Dataset items:
---+---

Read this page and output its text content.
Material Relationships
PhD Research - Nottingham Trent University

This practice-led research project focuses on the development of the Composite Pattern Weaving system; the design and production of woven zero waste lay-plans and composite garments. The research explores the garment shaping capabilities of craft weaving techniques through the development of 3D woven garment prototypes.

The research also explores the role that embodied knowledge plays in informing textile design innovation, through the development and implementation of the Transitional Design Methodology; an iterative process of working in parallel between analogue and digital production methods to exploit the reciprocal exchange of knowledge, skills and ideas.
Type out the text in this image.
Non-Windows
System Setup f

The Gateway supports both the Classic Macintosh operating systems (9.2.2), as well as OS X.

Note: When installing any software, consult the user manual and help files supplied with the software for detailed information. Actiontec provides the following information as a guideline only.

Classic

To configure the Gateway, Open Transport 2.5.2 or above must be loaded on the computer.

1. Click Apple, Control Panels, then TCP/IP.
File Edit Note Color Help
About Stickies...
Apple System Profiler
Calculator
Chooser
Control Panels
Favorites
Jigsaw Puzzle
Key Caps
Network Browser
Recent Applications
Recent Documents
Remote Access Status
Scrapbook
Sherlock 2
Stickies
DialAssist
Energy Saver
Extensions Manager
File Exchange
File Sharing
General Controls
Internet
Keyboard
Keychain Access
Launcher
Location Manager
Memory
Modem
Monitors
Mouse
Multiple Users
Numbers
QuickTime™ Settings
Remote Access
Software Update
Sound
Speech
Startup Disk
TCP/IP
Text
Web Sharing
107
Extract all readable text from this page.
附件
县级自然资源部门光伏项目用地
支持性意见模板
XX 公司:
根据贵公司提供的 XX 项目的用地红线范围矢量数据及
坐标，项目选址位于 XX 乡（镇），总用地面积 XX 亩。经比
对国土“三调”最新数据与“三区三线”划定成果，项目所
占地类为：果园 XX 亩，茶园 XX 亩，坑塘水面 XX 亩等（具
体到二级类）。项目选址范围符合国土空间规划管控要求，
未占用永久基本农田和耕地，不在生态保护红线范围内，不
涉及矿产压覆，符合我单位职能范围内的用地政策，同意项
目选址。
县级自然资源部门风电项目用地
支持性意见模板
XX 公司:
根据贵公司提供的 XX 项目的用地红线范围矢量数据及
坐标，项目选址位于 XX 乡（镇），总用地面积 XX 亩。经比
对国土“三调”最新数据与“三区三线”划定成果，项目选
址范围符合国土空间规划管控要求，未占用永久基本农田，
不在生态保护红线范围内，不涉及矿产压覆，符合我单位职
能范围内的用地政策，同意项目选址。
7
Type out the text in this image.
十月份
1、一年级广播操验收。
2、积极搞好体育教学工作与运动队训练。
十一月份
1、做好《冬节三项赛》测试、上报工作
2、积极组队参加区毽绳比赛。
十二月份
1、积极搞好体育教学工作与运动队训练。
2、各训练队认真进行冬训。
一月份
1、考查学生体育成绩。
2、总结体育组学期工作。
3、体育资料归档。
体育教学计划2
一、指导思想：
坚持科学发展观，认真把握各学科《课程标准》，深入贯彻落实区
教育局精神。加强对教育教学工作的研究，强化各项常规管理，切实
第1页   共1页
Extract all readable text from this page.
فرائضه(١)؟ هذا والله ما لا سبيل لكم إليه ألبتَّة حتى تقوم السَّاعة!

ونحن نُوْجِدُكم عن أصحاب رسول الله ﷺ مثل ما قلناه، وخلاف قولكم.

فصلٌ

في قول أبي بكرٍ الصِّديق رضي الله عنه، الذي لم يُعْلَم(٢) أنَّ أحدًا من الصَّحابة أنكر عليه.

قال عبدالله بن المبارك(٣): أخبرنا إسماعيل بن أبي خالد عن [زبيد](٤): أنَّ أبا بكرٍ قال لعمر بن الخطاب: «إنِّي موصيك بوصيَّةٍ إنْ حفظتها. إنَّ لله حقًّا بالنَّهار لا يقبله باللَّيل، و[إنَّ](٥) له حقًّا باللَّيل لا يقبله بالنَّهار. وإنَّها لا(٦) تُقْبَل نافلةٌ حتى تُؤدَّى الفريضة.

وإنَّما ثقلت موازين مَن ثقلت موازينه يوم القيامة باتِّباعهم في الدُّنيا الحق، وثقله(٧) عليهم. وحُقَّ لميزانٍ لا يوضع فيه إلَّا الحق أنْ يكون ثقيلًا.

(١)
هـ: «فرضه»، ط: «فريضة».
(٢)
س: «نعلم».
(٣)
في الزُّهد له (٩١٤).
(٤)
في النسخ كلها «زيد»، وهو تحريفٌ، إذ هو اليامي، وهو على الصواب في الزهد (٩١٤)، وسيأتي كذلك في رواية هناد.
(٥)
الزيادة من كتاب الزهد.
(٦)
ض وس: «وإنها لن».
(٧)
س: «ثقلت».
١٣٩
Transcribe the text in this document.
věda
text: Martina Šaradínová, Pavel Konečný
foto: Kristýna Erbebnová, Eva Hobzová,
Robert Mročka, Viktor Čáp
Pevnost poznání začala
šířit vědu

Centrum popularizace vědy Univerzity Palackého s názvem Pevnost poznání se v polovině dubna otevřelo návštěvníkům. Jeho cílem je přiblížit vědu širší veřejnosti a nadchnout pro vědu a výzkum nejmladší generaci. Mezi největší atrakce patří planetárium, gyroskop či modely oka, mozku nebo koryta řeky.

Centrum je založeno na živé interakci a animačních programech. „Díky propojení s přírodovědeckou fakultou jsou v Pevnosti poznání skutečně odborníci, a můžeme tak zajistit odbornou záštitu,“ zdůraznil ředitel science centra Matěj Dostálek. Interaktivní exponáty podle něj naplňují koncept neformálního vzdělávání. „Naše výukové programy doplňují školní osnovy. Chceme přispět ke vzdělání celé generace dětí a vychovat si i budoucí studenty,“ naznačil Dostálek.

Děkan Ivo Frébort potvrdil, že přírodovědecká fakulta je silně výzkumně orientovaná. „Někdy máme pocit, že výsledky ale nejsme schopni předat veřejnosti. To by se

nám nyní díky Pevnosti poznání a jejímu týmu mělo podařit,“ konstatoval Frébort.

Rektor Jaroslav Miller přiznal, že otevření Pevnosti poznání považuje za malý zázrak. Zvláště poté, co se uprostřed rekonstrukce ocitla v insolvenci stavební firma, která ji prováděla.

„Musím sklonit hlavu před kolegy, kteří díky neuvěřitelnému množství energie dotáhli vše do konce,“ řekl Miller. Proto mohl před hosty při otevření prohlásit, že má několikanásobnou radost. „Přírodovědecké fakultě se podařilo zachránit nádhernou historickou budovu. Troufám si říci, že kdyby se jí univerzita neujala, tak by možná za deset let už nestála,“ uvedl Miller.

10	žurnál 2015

---+---

Give only the number of lines in the listing above that include the string "三区三线".

### Answer to this exercise
2